> _Aim_
Copy all lines that contain the word "Garcia".

> _Available records_
........

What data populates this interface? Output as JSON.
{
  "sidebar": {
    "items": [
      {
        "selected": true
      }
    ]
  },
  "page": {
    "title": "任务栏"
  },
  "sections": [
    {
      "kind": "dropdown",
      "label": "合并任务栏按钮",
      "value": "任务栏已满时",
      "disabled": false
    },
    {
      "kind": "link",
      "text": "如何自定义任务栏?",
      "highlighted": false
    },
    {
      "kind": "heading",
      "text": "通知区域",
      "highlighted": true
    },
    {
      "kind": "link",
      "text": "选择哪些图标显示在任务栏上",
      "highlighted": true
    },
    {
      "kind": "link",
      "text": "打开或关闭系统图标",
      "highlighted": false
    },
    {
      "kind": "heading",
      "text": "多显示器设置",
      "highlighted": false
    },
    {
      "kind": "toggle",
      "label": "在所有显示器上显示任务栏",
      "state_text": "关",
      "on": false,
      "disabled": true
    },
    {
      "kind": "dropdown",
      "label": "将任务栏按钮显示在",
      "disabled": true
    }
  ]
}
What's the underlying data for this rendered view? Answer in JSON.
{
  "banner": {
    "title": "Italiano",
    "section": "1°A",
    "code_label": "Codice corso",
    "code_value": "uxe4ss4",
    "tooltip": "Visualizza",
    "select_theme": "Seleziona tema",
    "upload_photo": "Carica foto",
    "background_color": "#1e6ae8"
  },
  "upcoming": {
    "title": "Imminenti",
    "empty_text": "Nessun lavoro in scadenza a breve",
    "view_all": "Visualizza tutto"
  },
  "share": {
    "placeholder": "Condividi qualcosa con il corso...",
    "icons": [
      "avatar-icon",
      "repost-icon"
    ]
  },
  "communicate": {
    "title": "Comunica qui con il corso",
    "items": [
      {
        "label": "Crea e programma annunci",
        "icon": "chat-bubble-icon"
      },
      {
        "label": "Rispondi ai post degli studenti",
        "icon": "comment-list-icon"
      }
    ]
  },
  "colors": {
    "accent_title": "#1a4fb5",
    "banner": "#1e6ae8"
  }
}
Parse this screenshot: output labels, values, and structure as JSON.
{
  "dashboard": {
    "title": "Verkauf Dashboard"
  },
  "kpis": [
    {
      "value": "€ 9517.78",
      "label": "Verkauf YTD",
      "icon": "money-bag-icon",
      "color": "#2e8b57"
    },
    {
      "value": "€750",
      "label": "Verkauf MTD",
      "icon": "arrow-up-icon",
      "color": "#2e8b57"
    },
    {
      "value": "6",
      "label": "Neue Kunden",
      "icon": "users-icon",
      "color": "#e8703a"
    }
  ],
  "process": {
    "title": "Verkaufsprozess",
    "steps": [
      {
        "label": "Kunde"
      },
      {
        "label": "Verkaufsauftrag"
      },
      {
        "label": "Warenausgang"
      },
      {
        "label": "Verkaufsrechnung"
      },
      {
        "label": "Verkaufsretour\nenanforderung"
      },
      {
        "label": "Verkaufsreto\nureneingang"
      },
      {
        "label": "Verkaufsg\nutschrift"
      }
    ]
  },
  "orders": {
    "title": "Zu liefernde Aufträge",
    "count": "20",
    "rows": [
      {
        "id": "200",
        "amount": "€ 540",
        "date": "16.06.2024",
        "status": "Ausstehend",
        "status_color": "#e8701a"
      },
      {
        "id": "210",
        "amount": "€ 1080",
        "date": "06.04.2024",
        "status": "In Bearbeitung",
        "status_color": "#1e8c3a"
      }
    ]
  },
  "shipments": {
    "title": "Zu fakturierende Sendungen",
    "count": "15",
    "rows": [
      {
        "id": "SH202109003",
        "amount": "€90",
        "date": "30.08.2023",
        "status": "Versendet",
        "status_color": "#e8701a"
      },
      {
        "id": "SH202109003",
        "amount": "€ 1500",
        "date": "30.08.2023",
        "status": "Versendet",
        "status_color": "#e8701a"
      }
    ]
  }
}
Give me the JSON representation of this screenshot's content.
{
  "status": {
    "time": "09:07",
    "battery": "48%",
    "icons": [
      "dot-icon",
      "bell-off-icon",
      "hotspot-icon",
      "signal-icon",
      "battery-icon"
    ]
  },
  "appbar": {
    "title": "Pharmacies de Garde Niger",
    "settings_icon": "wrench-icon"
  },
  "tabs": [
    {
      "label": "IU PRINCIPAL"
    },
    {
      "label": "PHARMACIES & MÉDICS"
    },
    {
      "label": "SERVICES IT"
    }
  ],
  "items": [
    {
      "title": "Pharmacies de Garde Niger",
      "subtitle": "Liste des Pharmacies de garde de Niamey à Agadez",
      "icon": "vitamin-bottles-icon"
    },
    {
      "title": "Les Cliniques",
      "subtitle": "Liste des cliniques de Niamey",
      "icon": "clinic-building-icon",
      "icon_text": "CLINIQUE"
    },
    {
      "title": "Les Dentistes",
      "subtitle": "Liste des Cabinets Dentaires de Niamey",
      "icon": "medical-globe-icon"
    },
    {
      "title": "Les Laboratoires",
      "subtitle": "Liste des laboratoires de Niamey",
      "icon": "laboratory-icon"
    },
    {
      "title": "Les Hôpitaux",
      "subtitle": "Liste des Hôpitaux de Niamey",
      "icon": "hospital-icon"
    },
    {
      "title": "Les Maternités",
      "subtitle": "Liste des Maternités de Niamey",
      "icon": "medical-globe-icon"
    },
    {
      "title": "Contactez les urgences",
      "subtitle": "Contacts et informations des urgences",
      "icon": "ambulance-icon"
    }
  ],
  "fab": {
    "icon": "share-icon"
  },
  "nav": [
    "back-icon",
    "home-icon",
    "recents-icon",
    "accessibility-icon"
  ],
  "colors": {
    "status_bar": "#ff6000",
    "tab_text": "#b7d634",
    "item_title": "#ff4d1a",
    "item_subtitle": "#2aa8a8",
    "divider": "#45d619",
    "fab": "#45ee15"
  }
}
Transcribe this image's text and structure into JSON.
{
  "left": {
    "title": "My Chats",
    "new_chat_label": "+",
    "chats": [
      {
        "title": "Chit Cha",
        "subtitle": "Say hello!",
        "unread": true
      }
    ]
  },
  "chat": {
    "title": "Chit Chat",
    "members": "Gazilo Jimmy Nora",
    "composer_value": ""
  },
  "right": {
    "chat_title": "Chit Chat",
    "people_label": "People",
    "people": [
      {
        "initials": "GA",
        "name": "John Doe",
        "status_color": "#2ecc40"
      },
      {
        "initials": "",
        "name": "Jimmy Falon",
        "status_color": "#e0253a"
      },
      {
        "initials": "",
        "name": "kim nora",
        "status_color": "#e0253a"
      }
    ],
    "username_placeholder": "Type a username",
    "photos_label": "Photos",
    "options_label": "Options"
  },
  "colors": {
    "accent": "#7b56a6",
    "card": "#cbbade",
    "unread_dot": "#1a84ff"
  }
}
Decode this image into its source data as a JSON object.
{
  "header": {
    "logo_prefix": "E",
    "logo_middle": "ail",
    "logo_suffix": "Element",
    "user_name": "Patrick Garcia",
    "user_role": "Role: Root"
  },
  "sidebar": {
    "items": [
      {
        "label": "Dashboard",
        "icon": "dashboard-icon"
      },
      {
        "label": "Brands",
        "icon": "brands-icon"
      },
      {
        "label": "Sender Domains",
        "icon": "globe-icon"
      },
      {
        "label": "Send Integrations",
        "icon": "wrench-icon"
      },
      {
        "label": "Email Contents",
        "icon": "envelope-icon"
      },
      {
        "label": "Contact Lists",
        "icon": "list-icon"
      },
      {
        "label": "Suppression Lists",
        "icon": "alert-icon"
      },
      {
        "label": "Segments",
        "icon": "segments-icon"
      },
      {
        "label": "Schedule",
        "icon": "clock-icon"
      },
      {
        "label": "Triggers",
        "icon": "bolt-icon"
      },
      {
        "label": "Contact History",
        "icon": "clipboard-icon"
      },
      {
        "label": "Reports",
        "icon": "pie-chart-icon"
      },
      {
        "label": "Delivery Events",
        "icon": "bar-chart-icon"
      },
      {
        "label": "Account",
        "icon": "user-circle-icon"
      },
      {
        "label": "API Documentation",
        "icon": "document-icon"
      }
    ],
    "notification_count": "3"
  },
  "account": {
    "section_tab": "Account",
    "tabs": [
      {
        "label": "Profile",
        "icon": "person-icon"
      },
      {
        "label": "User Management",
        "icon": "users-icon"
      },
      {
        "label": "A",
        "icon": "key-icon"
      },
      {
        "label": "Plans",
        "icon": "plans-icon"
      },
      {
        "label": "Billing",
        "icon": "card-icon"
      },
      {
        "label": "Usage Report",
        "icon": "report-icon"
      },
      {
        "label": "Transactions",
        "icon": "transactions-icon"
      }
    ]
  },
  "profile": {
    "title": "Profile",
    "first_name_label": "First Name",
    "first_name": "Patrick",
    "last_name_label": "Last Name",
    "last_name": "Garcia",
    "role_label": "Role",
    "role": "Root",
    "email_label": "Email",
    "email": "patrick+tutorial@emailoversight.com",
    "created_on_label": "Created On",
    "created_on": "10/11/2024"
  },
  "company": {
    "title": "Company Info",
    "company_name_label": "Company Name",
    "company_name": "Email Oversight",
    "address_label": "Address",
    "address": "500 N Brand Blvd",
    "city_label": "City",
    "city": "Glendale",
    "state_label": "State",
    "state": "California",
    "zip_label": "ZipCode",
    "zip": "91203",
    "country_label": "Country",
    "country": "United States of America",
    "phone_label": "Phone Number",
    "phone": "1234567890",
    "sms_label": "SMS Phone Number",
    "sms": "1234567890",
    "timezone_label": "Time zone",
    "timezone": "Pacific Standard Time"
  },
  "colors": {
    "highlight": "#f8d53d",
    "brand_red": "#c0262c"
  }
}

........

> _Answer to this exercise_
    "user_name": "Patrick Garcia",
    "last_name": "Garcia",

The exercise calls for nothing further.